▶ STATED EXERCISE: Print every entry, word for word, and skip the images.

▶ Extracted records:
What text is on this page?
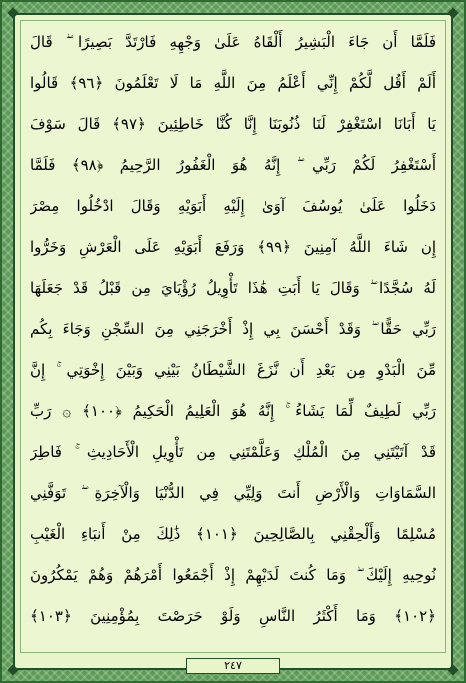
فَلَمَّا أَن جَاءَ الْبَشِيرُ أَلْقَاهُ عَلَىٰ وَجْهِهِ فَارْتَدَّ بَصِيرًا ۖ قَالَ
أَلَمْ أَقُل لَّكُمْ إِنِّي أَعْلَمُ مِنَ اللَّهِ مَا لَا تَعْلَمُونَ ﴿٩٦﴾ قَالُوا
يَا أَبَانَا اسْتَغْفِرْ لَنَا ذُنُوبَنَا إِنَّا كُنَّا خَاطِئِينَ ﴿٩٧﴾ قَالَ سَوْفَ
أَسْتَغْفِرُ لَكُمْ رَبِّي ۖ إِنَّهُ هُوَ الْغَفُورُ الرَّحِيمُ ﴿٩٨﴾ فَلَمَّا
دَخَلُوا عَلَىٰ يُوسُفَ آوَىٰ إِلَيْهِ أَبَوَيْهِ وَقَالَ ادْخُلُوا مِصْرَ
إِن شَاءَ اللَّهُ آمِنِينَ ﴿٩٩﴾ وَرَفَعَ أَبَوَيْهِ عَلَى الْعَرْشِ وَخَرُّوا
لَهُ سُجَّدًا ۖ وَقَالَ يَا أَبَتِ هَٰذَا تَأْوِيلُ رُؤْيَايَ مِن قَبْلُ قَدْ جَعَلَهَا
رَبِّي حَقًّا ۖ وَقَدْ أَحْسَنَ بِي إِذْ أَخْرَجَنِي مِنَ السِّجْنِ وَجَاءَ بِكُم
مِّنَ الْبَدْوِ مِن بَعْدِ أَن نَّزَغَ الشَّيْطَانُ بَيْنِي وَبَيْنَ إِخْوَتِي ۚ إِنَّ
رَبِّي لَطِيفٌ لِّمَا يَشَاءُ ۚ إِنَّهُ هُوَ الْعَلِيمُ الْحَكِيمُ ﴿١٠٠﴾ ۞ رَبِّ
قَدْ آتَيْتَنِي مِنَ الْمُلْكِ وَعَلَّمْتَنِي مِن تَأْوِيلِ الْأَحَادِيثِ ۚ فَاطِرَ
السَّمَاوَاتِ وَالْأَرْضِ أَنتَ وَلِيِّي فِي الدُّنْيَا وَالْآخِرَةِ ۖ تَوَفَّنِي
مُسْلِمًا وَأَلْحِقْنِي بِالصَّالِحِينَ ﴿١٠١﴾ ذَٰلِكَ مِنْ أَنبَاءِ الْغَيْبِ
نُوحِيهِ إِلَيْكَ ۖ وَمَا كُنتَ لَدَيْهِمْ إِذْ أَجْمَعُوا أَمْرَهُمْ وَهُمْ يَمْكُرُونَ
﴿١٠٢﴾ وَمَا أَكْثَرُ النَّاسِ وَلَوْ حَرَصْتَ بِمُؤْمِنِينَ ﴿١٠٣﴾
٢٤٧
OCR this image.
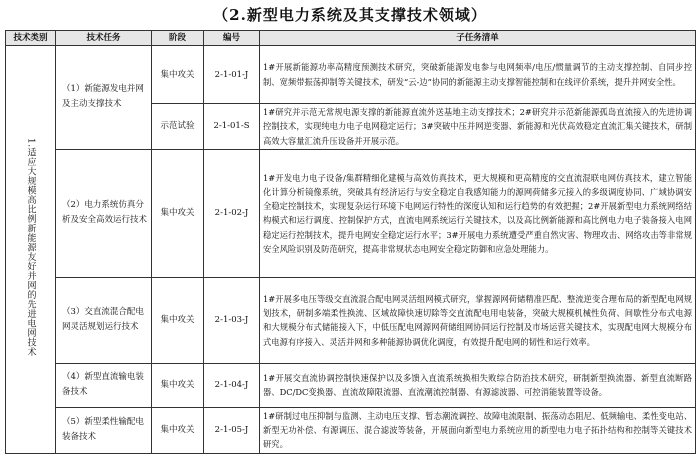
（2.新型电力系统及其支撑技术领域）
技术类别	技术任务	阶段	编号	子任务清单
1.适应大规模高比例新能源友好并网的先进电网技术	（1）新能源发电并网及主动支撑技术	集中攻关	2-1-01-J	1#开展新能源功率高精度预测技术研究，突破新能源发电参与电网频率/电压/惯量调节的主动支撑控制、自同步控制、宽频带振荡抑制等关键技术，研发“云-边”协同的新能源主动支撑智能控制和在线评价系统，提升并网安全性。
		示范试验	2-1-01-S	1#研究并示范无常规电源支撑的新能源直流外送基地主动支撑技术；2#研究并示范新能源孤岛直流接入的先进协调控制技术，实现纯电力电子电网稳定运行；3#突破中压并网逆变器、新能源和光伏高效稳定直流汇集关键技术，研制高效大容量汇流升压设备并开展示范。
	（2）电力系统仿真分析及安全高效运行技术	集中攻关	2-1-02-J	1#开发电力电子设备/集群精细化建模与高效仿真技术，更大规模和更高精度的交直流混联电网仿真技术，建立智能化计算分析镜像系统，突破具有经济运行与安全稳定自我感知能力的源网荷储多元接入的多级调度协同、广域协调安全稳定控制技术，实现复杂运行环境下电网运行特性的深度认知和运行趋势的有效把握；2#开展新型电力系统网络结构模式和运行调度、控制保护方式，直流电网系统运行关键技术，以及高比例新能源和高比例电力电子装备接入电网稳定运行控制技术，提升电网安全稳定运行水平；3#开展电力系统遭受严重自然灾害、物理攻击、网络攻击等非常规安全风险识别及防范研究，提高非常规状态电网安全稳定防御和应急处理能力。
	（3）交直流混合配电网灵活规划运行技术	集中攻关	2-1-03-J	1#开展多电压等级交直流混合配电网灵活组网模式研究，掌握源网荷储精准匹配、整流逆变合理布局的新型配电网规划技术，研制多端柔性换流、区域故障快速切除等交直流配电用电装备，突破大规模机械性负荷、间歇性分布式电源和大规模分布式储能接入下，中低压配电网源网荷储组网协同运行控制及市场运营关键技术，实现配电网大规模分布式电源有序接入、灵活并网和多种能源协调优化调度，有效提升配电网的韧性和运行效率。
	（4）新型直流输电装备技术	集中攻关	2-1-04-J	1#开展交直流协调控制快速保护以及多馈入直流系统换相失败综合防治技术研究，研制新型换流器、新型直流断路器、DC/DC变换器、直流故障限流器、直流潮流控制器、有源滤波器、可控消能装置等设备。
	（5）新型柔性输配电装备技术	集中攻关	2-1-05-J	1#研制过电压抑制与监测、主动电压支撑、暂态潮流调控、故障电流限制、振荡动态阻尼、低频输电、柔性变电站、新型无功补偿、有源调压、混合滤波等装备，开展面向新型电力系统应用的新型电力电子拓扑结构和控制等关键技术研究。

▶ FULL SOLUTION:
What text is on this page?
فَلَمَّا أَن جَاءَ الْبَشِيرُ أَلْقَاهُ عَلَىٰ وَجْهِهِ فَارْتَدَّ بَصِيرًا ۖ قَالَ
أَلَمْ أَقُل لَّكُمْ إِنِّي أَعْلَمُ مِنَ اللَّهِ مَا لَا تَعْلَمُونَ ﴿٩٦﴾ قَالُوا
يَا أَبَانَا اسْتَغْفِرْ لَنَا ذُنُوبَنَا إِنَّا كُنَّا خَاطِئِينَ ﴿٩٧﴾ قَالَ سَوْفَ
أَسْتَغْفِرُ لَكُمْ رَبِّي ۖ إِنَّهُ هُوَ الْغَفُورُ الرَّحِيمُ ﴿٩٨﴾ فَلَمَّا
دَخَلُوا عَلَىٰ يُوسُفَ آوَىٰ إِلَيْهِ أَبَوَيْهِ وَقَالَ ادْخُلُوا مِصْرَ
إِن شَاءَ اللَّهُ آمِنِينَ ﴿٩٩﴾ وَرَفَعَ أَبَوَيْهِ عَلَى الْعَرْشِ وَخَرُّوا
لَهُ سُجَّدًا ۖ وَقَالَ يَا أَبَتِ هَٰذَا تَأْوِيلُ رُؤْيَايَ مِن قَبْلُ قَدْ جَعَلَهَا
رَبِّي حَقًّا ۖ وَقَدْ أَحْسَنَ بِي إِذْ أَخْرَجَنِي مِنَ السِّجْنِ وَجَاءَ بِكُم
مِّنَ الْبَدْوِ مِن بَعْدِ أَن نَّزَغَ الشَّيْطَانُ بَيْنِي وَبَيْنَ إِخْوَتِي ۚ إِنَّ
رَبِّي لَطِيفٌ لِّمَا يَشَاءُ ۚ إِنَّهُ هُوَ الْعَلِيمُ الْحَكِيمُ ﴿١٠٠﴾ ۞ رَبِّ
قَدْ آتَيْتَنِي مِنَ الْمُلْكِ وَعَلَّمْتَنِي مِن تَأْوِيلِ الْأَحَادِيثِ ۚ فَاطِرَ
السَّمَاوَاتِ وَالْأَرْضِ أَنتَ وَلِيِّي فِي الدُّنْيَا وَالْآخِرَةِ ۖ تَوَفَّنِي
مُسْلِمًا وَأَلْحِقْنِي بِالصَّالِحِينَ ﴿١٠١﴾ ذَٰلِكَ مِنْ أَنبَاءِ الْغَيْبِ
نُوحِيهِ إِلَيْكَ ۖ وَمَا كُنتَ لَدَيْهِمْ إِذْ أَجْمَعُوا أَمْرَهُمْ وَهُمْ يَمْكُرُونَ
﴿١٠٢﴾ وَمَا أَكْثَرُ النَّاسِ وَلَوْ حَرَصْتَ بِمُؤْمِنِينَ ﴿١٠٣﴾
٢٤٧
OCR this image.
（2.新型电力系统及其支撑技术领域）
技术类别	技术任务	阶段	编号	子任务清单
1.适应大规模高比例新能源友好并网的先进电网技术	（1）新能源发电并网及主动支撑技术	集中攻关	2-1-01-J	1#开展新能源功率高精度预测技术研究，突破新能源发电参与电网频率/电压/惯量调节的主动支撑控制、自同步控制、宽频带振荡抑制等关键技术，研发“云-边”协同的新能源主动支撑智能控制和在线评价系统，提升并网安全性。
		示范试验	2-1-01-S	1#研究并示范无常规电源支撑的新能源直流外送基地主动支撑技术；2#研究并示范新能源孤岛直流接入的先进协调控制技术，实现纯电力电子电网稳定运行；3#突破中压并网逆变器、新能源和光伏高效稳定直流汇集关键技术，研制高效大容量汇流升压设备并开展示范。
	（2）电力系统仿真分析及安全高效运行技术	集中攻关	2-1-02-J	1#开发电力电子设备/集群精细化建模与高效仿真技术，更大规模和更高精度的交直流混联电网仿真技术，建立智能化计算分析镜像系统，突破具有经济运行与安全稳定自我感知能力的源网荷储多元接入的多级调度协同、广域协调安全稳定控制技术，实现复杂运行环境下电网运行特性的深度认知和运行趋势的有效把握；2#开展新型电力系统网络结构模式和运行调度、控制保护方式，直流电网系统运行关键技术，以及高比例新能源和高比例电力电子装备接入电网稳定运行控制技术，提升电网安全稳定运行水平；3#开展电力系统遭受严重自然灾害、物理攻击、网络攻击等非常规安全风险识别及防范研究，提高非常规状态电网安全稳定防御和应急处理能力。
	（3）交直流混合配电网灵活规划运行技术	集中攻关	2-1-03-J	1#开展多电压等级交直流混合配电网灵活组网模式研究，掌握源网荷储精准匹配、整流逆变合理布局的新型配电网规划技术，研制多端柔性换流、区域故障快速切除等交直流配电用电装备，突破大规模机械性负荷、间歇性分布式电源和大规模分布式储能接入下，中低压配电网源网荷储组网协同运行控制及市场运营关键技术，实现配电网大规模分布式电源有序接入、灵活并网和多种能源协调优化调度，有效提升配电网的韧性和运行效率。
	（4）新型直流输电装备技术	集中攻关	2-1-04-J	1#开展交直流协调控制快速保护以及多馈入直流系统换相失败综合防治技术研究，研制新型换流器、新型直流断路器、DC/DC变换器、直流故障限流器、直流潮流控制器、有源滤波器、可控消能装置等设备。
	（5）新型柔性输配电装备技术	集中攻关	2-1-05-J	1#研制过电压抑制与监测、主动电压支撑、暂态潮流调控、故障电流限制、振荡动态阻尼、低频输电、柔性变电站、新型无功补偿、有源调压、混合滤波等装备，开展面向新型电力系统应用的新型电力电子拓扑结构和控制等关键技术研究。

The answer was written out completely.